» **Problem requirements**:
Quote every line below exactly as it reads.

» **Records provided**:
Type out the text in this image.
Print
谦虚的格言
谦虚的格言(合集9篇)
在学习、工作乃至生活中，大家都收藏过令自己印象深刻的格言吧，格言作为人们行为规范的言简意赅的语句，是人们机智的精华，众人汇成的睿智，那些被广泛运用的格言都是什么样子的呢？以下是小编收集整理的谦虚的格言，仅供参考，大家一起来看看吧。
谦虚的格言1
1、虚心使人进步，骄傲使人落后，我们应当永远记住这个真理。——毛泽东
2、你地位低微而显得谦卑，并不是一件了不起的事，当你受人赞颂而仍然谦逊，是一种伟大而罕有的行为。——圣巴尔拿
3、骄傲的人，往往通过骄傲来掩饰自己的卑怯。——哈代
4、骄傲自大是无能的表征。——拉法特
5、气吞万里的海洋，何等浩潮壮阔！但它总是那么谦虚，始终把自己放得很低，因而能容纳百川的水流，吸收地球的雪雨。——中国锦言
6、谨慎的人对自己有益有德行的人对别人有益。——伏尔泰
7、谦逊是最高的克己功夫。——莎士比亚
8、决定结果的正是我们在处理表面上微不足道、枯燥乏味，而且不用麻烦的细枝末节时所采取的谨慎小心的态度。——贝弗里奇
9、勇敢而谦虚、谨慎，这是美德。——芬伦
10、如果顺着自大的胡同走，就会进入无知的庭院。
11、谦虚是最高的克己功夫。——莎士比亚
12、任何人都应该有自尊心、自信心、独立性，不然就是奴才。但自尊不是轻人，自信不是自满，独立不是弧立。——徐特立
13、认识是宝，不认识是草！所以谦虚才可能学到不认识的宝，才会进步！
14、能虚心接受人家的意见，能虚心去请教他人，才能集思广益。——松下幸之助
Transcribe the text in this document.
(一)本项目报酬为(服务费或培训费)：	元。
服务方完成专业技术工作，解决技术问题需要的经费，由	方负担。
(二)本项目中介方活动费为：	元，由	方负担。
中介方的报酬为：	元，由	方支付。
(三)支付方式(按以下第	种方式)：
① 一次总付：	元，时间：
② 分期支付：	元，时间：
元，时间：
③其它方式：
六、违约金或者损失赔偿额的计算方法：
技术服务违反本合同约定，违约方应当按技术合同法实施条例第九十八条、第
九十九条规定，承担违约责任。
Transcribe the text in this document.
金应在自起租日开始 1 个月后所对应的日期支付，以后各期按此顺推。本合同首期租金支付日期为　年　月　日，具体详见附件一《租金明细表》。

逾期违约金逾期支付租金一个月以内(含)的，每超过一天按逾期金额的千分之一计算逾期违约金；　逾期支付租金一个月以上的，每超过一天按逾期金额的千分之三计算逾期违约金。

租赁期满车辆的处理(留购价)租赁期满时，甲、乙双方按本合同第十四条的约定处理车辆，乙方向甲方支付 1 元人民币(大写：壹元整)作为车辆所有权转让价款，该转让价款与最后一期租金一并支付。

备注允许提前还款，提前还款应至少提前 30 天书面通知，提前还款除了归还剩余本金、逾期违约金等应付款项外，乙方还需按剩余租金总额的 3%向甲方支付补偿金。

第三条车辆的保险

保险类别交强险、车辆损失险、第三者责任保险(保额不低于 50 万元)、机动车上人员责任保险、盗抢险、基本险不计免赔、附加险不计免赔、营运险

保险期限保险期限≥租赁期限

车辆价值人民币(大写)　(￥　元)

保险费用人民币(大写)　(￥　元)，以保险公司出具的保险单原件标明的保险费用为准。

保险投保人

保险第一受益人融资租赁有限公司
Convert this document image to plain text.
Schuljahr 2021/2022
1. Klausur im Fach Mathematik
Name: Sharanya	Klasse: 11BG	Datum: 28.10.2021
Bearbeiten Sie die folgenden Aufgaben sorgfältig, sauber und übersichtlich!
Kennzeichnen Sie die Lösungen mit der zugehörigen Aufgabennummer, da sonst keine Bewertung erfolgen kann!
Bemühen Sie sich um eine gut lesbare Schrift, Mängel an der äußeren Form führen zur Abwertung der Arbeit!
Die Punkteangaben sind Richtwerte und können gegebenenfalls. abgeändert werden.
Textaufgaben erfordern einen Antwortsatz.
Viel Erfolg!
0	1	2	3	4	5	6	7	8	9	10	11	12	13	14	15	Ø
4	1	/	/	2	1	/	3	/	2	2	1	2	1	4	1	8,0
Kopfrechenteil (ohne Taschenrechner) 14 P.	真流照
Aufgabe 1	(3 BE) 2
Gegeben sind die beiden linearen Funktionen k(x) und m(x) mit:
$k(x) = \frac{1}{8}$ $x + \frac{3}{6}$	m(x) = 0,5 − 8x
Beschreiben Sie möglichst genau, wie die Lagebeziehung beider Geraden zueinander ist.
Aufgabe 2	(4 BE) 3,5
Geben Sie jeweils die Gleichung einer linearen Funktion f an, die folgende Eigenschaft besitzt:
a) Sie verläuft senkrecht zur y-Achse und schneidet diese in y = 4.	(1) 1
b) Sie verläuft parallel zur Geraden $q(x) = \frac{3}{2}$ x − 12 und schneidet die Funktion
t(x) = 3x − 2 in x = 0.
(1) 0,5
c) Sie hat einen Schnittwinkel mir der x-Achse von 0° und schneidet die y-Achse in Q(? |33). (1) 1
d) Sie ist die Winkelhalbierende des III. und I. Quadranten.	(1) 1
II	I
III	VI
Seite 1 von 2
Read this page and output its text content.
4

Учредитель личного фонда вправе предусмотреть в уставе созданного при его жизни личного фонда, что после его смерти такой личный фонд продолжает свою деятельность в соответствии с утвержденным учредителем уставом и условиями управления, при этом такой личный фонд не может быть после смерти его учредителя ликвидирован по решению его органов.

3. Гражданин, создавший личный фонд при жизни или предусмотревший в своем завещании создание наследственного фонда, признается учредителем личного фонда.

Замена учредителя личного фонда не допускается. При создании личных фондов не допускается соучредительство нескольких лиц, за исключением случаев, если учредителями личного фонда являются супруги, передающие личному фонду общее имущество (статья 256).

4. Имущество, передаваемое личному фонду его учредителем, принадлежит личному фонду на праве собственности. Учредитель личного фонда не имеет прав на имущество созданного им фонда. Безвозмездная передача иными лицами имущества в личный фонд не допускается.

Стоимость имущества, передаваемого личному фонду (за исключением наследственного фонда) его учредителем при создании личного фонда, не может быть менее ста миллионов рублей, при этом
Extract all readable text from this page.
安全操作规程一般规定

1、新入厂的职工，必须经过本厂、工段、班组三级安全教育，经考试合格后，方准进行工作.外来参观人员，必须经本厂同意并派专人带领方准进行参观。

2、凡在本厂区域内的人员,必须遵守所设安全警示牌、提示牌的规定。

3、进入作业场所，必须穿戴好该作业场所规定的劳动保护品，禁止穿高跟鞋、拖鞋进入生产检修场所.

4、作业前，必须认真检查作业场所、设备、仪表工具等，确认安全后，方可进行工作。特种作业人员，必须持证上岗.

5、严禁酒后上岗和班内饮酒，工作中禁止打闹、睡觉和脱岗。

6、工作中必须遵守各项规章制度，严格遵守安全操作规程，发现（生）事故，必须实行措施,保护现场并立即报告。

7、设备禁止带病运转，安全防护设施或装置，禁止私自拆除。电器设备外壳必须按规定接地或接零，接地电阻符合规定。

» **Correct result**:
Type out the text in this image.
Print
谦虚的格言
谦虚的格言(合集9篇)
在学习、工作乃至生活中，大家都收藏过令自己印象深刻的格言吧，格言作为人们行为规范的言简意赅的语句，是人们机智的精华，众人汇成的睿智，那些被广泛运用的格言都是什么样子的呢？以下是小编收集整理的谦虚的格言，仅供参考，大家一起来看看吧。
谦虚的格言1
1、虚心使人进步，骄傲使人落后，我们应当永远记住这个真理。——毛泽东
2、你地位低微而显得谦卑，并不是一件了不起的事，当你受人赞颂而仍然谦逊，是一种伟大而罕有的行为。——圣巴尔拿
3、骄傲的人，往往通过骄傲来掩饰自己的卑怯。——哈代
4、骄傲自大是无能的表征。——拉法特
5、气吞万里的海洋，何等浩潮壮阔！但它总是那么谦虚，始终把自己放得很低，因而能容纳百川的水流，吸收地球的雪雨。——中国锦言
6、谨慎的人对自己有益有德行的人对别人有益。——伏尔泰
7、谦逊是最高的克己功夫。——莎士比亚
8、决定结果的正是我们在处理表面上微不足道、枯燥乏味，而且不用麻烦的细枝末节时所采取的谨慎小心的态度。——贝弗里奇
9、勇敢而谦虚、谨慎，这是美德。——芬伦
10、如果顺着自大的胡同走，就会进入无知的庭院。
11、谦虚是最高的克己功夫。——莎士比亚
12、任何人都应该有自尊心、自信心、独立性，不然就是奴才。但自尊不是轻人，自信不是自满，独立不是弧立。——徐特立
13、认识是宝，不认识是草！所以谦虚才可能学到不认识的宝，才会进步！
14、能虚心接受人家的意见，能虚心去请教他人，才能集思广益。——松下幸之助
Transcribe the text in this document.
(一)本项目报酬为(服务费或培训费)：	元。
服务方完成专业技术工作，解决技术问题需要的经费，由	方负担。
(二)本项目中介方活动费为：	元，由	方负担。
中介方的报酬为：	元，由	方支付。
(三)支付方式(按以下第	种方式)：
① 一次总付：	元，时间：
② 分期支付：	元，时间：
元，时间：
③其它方式：
六、违约金或者损失赔偿额的计算方法：
技术服务违反本合同约定，违约方应当按技术合同法实施条例第九十八条、第
九十九条规定，承担违约责任。
Transcribe the text in this document.
金应在自起租日开始 1 个月后所对应的日期支付，以后各期按此顺推。本合同首期租金支付日期为　年　月　日，具体详见附件一《租金明细表》。

逾期违约金逾期支付租金一个月以内(含)的，每超过一天按逾期金额的千分之一计算逾期违约金；　逾期支付租金一个月以上的，每超过一天按逾期金额的千分之三计算逾期违约金。

租赁期满车辆的处理(留购价)租赁期满时，甲、乙双方按本合同第十四条的约定处理车辆，乙方向甲方支付 1 元人民币(大写：壹元整)作为车辆所有权转让价款，该转让价款与最后一期租金一并支付。

备注允许提前还款，提前还款应至少提前 30 天书面通知，提前还款除了归还剩余本金、逾期违约金等应付款项外，乙方还需按剩余租金总额的 3%向甲方支付补偿金。

第三条车辆的保险

保险类别交强险、车辆损失险、第三者责任保险(保额不低于 50 万元)、机动车上人员责任保险、盗抢险、基本险不计免赔、附加险不计免赔、营运险

保险期限保险期限≥租赁期限

车辆价值人民币(大写)　(￥　元)

保险费用人民币(大写)　(￥　元)，以保险公司出具的保险单原件标明的保险费用为准。

保险投保人

保险第一受益人融资租赁有限公司
Convert this document image to plain text.
Schuljahr 2021/2022
1. Klausur im Fach Mathematik
Name: Sharanya	Klasse: 11BG	Datum: 28.10.2021
Bearbeiten Sie die folgenden Aufgaben sorgfältig, sauber und übersichtlich!
Kennzeichnen Sie die Lösungen mit der zugehörigen Aufgabennummer, da sonst keine Bewertung erfolgen kann!
Bemühen Sie sich um eine gut lesbare Schrift, Mängel an der äußeren Form führen zur Abwertung der Arbeit!
Die Punkteangaben sind Richtwerte und können gegebenenfalls. abgeändert werden.
Textaufgaben erfordern einen Antwortsatz.
Viel Erfolg!
0	1	2	3	4	5	6	7	8	9	10	11	12	13	14	15	Ø
4	1	/	/	2	1	/	3	/	2	2	1	2	1	4	1	8,0
Kopfrechenteil (ohne Taschenrechner) 14 P.	真流照
Aufgabe 1	(3 BE) 2
Gegeben sind die beiden linearen Funktionen k(x) und m(x) mit:
$k(x) = \frac{1}{8}$ $x + \frac{3}{6}$	m(x) = 0,5 − 8x
Beschreiben Sie möglichst genau, wie die Lagebeziehung beider Geraden zueinander ist.
Aufgabe 2	(4 BE) 3,5
Geben Sie jeweils die Gleichung einer linearen Funktion f an, die folgende Eigenschaft besitzt:
a) Sie verläuft senkrecht zur y-Achse und schneidet diese in y = 4.	(1) 1
b) Sie verläuft parallel zur Geraden $q(x) = \frac{3}{2}$ x − 12 und schneidet die Funktion
t(x) = 3x − 2 in x = 0.
(1) 0,5
c) Sie hat einen Schnittwinkel mir der x-Achse von 0° und schneidet die y-Achse in Q(? |33). (1) 1
d) Sie ist die Winkelhalbierende des III. und I. Quadranten.	(1) 1
II	I
III	VI
Seite 1 von 2
Read this page and output its text content.
4

Учредитель личного фонда вправе предусмотреть в уставе созданного при его жизни личного фонда, что после его смерти такой личный фонд продолжает свою деятельность в соответствии с утвержденным учредителем уставом и условиями управления, при этом такой личный фонд не может быть после смерти его учредителя ликвидирован по решению его органов.

3. Гражданин, создавший личный фонд при жизни или предусмотревший в своем завещании создание наследственного фонда, признается учредителем личного фонда.

Замена учредителя личного фонда не допускается. При создании личных фондов не допускается соучредительство нескольких лиц, за исключением случаев, если учредителями личного фонда являются супруги, передающие личному фонду общее имущество (статья 256).

4. Имущество, передаваемое личному фонду его учредителем, принадлежит личному фонду на праве собственности. Учредитель личного фонда не имеет прав на имущество созданного им фонда. Безвозмездная передача иными лицами имущества в личный фонд не допускается.

Стоимость имущества, передаваемого личному фонду (за исключением наследственного фонда) его учредителем при создании личного фонда, не может быть менее ста миллионов рублей, при этом
Extract all readable text from this page.
安全操作规程一般规定

1、新入厂的职工，必须经过本厂、工段、班组三级安全教育，经考试合格后，方准进行工作.外来参观人员，必须经本厂同意并派专人带领方准进行参观。

2、凡在本厂区域内的人员,必须遵守所设安全警示牌、提示牌的规定。

3、进入作业场所，必须穿戴好该作业场所规定的劳动保护品，禁止穿高跟鞋、拖鞋进入生产检修场所.

4、作业前，必须认真检查作业场所、设备、仪表工具等，确认安全后，方可进行工作。特种作业人员，必须持证上岗.

5、严禁酒后上岗和班内饮酒，工作中禁止打闹、睡觉和脱岗。

6、工作中必须遵守各项规章制度，严格遵守安全操作规程，发现（生）事故，必须实行措施,保护现场并立即报告。

7、设备禁止带病运转，安全防护设施或装置，禁止私自拆除。电器设备外壳必须按规定接地或接零，接地电阻符合规定。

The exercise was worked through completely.